Dataset excerpts:
----------

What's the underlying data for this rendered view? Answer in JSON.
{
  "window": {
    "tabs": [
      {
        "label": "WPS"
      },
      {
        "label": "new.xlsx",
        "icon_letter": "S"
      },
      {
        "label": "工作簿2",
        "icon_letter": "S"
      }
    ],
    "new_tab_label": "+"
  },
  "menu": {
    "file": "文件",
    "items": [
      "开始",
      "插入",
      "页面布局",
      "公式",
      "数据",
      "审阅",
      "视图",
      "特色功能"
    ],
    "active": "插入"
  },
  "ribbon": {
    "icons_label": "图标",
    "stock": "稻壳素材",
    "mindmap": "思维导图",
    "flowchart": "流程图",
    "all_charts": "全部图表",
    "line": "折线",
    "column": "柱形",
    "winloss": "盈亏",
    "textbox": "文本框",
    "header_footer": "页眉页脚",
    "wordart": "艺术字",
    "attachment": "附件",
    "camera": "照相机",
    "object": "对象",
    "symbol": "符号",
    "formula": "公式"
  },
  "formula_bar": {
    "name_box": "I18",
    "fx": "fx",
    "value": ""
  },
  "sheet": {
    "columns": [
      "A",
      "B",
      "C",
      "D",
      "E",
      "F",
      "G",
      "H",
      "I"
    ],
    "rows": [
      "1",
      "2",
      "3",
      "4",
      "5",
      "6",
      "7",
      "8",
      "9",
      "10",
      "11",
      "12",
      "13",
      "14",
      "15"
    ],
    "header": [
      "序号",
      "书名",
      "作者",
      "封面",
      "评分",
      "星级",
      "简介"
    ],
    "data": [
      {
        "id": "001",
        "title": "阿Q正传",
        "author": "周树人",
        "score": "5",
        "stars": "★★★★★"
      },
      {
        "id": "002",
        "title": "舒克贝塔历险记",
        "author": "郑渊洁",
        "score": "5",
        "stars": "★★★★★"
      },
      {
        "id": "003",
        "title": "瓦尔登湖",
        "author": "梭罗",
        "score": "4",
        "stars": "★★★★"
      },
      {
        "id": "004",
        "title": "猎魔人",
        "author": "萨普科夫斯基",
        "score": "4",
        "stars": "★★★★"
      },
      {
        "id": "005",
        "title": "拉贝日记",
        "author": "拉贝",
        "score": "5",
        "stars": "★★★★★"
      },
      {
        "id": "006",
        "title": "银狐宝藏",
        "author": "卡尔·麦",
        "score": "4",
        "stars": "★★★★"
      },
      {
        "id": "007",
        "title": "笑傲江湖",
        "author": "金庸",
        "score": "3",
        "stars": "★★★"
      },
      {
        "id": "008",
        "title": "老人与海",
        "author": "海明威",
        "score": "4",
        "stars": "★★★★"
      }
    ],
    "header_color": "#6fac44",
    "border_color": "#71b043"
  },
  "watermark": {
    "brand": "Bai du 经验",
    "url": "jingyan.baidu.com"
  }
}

----------

_What you are asked to do_: Would you write down every record again, exactly?

_Answer_:
What's the underlying data for this rendered view? Answer in JSON.
{
  "window": {
    "tabs": [
      {
        "label": "WPS"
      },
      {
        "label": "new.xlsx",
        "icon_letter": "S"
      },
      {
        "label": "工作簿2",
        "icon_letter": "S"
      }
    ],
    "new_tab_label": "+"
  },
  "menu": {
    "file": "文件",
    "items": [
      "开始",
      "插入",
      "页面布局",
      "公式",
      "数据",
      "审阅",
      "视图",
      "特色功能"
    ],
    "active": "插入"
  },
  "ribbon": {
    "icons_label": "图标",
    "stock": "稻壳素材",
    "mindmap": "思维导图",
    "flowchart": "流程图",
    "all_charts": "全部图表",
    "line": "折线",
    "column": "柱形",
    "winloss": "盈亏",
    "textbox": "文本框",
    "header_footer": "页眉页脚",
    "wordart": "艺术字",
    "attachment": "附件",
    "camera": "照相机",
    "object": "对象",
    "symbol": "符号",
    "formula": "公式"
  },
  "formula_bar": {
    "name_box": "I18",
    "fx": "fx",
    "value": ""
  },
  "sheet": {
    "columns": [
      "A",
      "B",
      "C",
      "D",
      "E",
      "F",
      "G",
      "H",
      "I"
    ],
    "rows": [
      "1",
      "2",
      "3",
      "4",
      "5",
      "6",
      "7",
      "8",
      "9",
      "10",
      "11",
      "12",
      "13",
      "14",
      "15"
    ],
    "header": [
      "序号",
      "书名",
      "作者",
      "封面",
      "评分",
      "星级",
      "简介"
    ],
    "data": [
      {
        "id": "001",
        "title": "阿Q正传",
        "author": "周树人",
        "score": "5",
        "stars": "★★★★★"
      },
      {
        "id": "002",
        "title": "舒克贝塔历险记",
        "author": "郑渊洁",
        "score": "5",
        "stars": "★★★★★"
      },
      {
        "id": "003",
        "title": "瓦尔登湖",
        "author": "梭罗",
        "score": "4",
        "stars": "★★★★"
      },
      {
        "id": "004",
        "title": "猎魔人",
        "author": "萨普科夫斯基",
        "score": "4",
        "stars": "★★★★"
      },
      {
        "id": "005",
        "title": "拉贝日记",
        "author": "拉贝",
        "score": "5",
        "stars": "★★★★★"
      },
      {
        "id": "006",
        "title": "银狐宝藏",
        "author": "卡尔·麦",
        "score": "4",
        "stars": "★★★★"
      },
      {
        "id": "007",
        "title": "笑傲江湖",
        "author": "金庸",
        "score": "3",
        "stars": "★★★"
      },
      {
        "id": "008",
        "title": "老人与海",
        "author": "海明威",
        "score": "4",
        "stars": "★★★★"
      }
    ],
    "header_color": "#6fac44",
    "border_color": "#71b043"
  },
  "watermark": {
    "brand": "Bai du 经验",
    "url": "jingyan.baidu.com"
  }
}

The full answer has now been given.